Part of a data file:
** BEGIN **

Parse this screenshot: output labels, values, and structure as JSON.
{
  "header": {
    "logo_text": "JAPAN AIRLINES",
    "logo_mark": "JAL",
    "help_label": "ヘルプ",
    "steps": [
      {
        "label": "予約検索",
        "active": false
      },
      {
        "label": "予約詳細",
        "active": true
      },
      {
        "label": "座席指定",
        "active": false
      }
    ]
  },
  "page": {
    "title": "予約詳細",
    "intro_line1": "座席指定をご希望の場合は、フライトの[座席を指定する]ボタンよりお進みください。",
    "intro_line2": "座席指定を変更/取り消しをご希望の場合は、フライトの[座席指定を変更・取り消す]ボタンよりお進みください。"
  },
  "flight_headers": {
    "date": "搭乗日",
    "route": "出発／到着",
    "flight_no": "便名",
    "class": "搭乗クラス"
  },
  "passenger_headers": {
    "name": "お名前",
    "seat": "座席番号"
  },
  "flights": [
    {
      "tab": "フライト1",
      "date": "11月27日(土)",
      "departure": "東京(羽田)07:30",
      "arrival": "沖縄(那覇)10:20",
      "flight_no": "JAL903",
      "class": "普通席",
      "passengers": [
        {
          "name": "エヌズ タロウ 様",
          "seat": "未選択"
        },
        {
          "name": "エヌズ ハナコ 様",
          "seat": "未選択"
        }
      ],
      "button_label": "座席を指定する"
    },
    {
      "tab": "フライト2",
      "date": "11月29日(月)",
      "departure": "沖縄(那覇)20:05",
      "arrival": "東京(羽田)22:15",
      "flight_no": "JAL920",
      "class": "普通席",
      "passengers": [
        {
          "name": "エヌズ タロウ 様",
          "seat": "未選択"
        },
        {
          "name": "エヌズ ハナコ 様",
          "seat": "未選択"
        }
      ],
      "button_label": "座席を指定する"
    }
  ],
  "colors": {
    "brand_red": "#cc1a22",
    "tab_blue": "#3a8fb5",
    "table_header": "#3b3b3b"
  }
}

** END **

Copy every record above exactly as it appears.

> **CORRECT OUTPUT**
Parse this screenshot: output labels, values, and structure as JSON.
{
  "header": {
    "logo_text": "JAPAN AIRLINES",
    "logo_mark": "JAL",
    "help_label": "ヘルプ",
    "steps": [
      {
        "label": "予約検索",
        "active": false
      },
      {
        "label": "予約詳細",
        "active": true
      },
      {
        "label": "座席指定",
        "active": false
      }
    ]
  },
  "page": {
    "title": "予約詳細",
    "intro_line1": "座席指定をご希望の場合は、フライトの[座席を指定する]ボタンよりお進みください。",
    "intro_line2": "座席指定を変更/取り消しをご希望の場合は、フライトの[座席指定を変更・取り消す]ボタンよりお進みください。"
  },
  "flight_headers": {
    "date": "搭乗日",
    "route": "出発／到着",
    "flight_no": "便名",
    "class": "搭乗クラス"
  },
  "passenger_headers": {
    "name": "お名前",
    "seat": "座席番号"
  },
  "flights": [
    {
      "tab": "フライト1",
      "date": "11月27日(土)",
      "departure": "東京(羽田)07:30",
      "arrival": "沖縄(那覇)10:20",
      "flight_no": "JAL903",
      "class": "普通席",
      "passengers": [
        {
          "name": "エヌズ タロウ 様",
          "seat": "未選択"
        },
        {
          "name": "エヌズ ハナコ 様",
          "seat": "未選択"
        }
      ],
      "button_label": "座席を指定する"
    },
    {
      "tab": "フライト2",
      "date": "11月29日(月)",
      "departure": "沖縄(那覇)20:05",
      "arrival": "東京(羽田)22:15",
      "flight_no": "JAL920",
      "class": "普通席",
      "passengers": [
        {
          "name": "エヌズ タロウ 様",
          "seat": "未選択"
        },
        {
          "name": "エヌズ ハナコ 様",
          "seat": "未選択"
        }
      ],
      "button_label": "座席を指定する"
    }
  ],
  "colors": {
    "brand_red": "#cc1a22",
    "tab_blue": "#3a8fb5",
    "table_header": "#3b3b3b"
  }
}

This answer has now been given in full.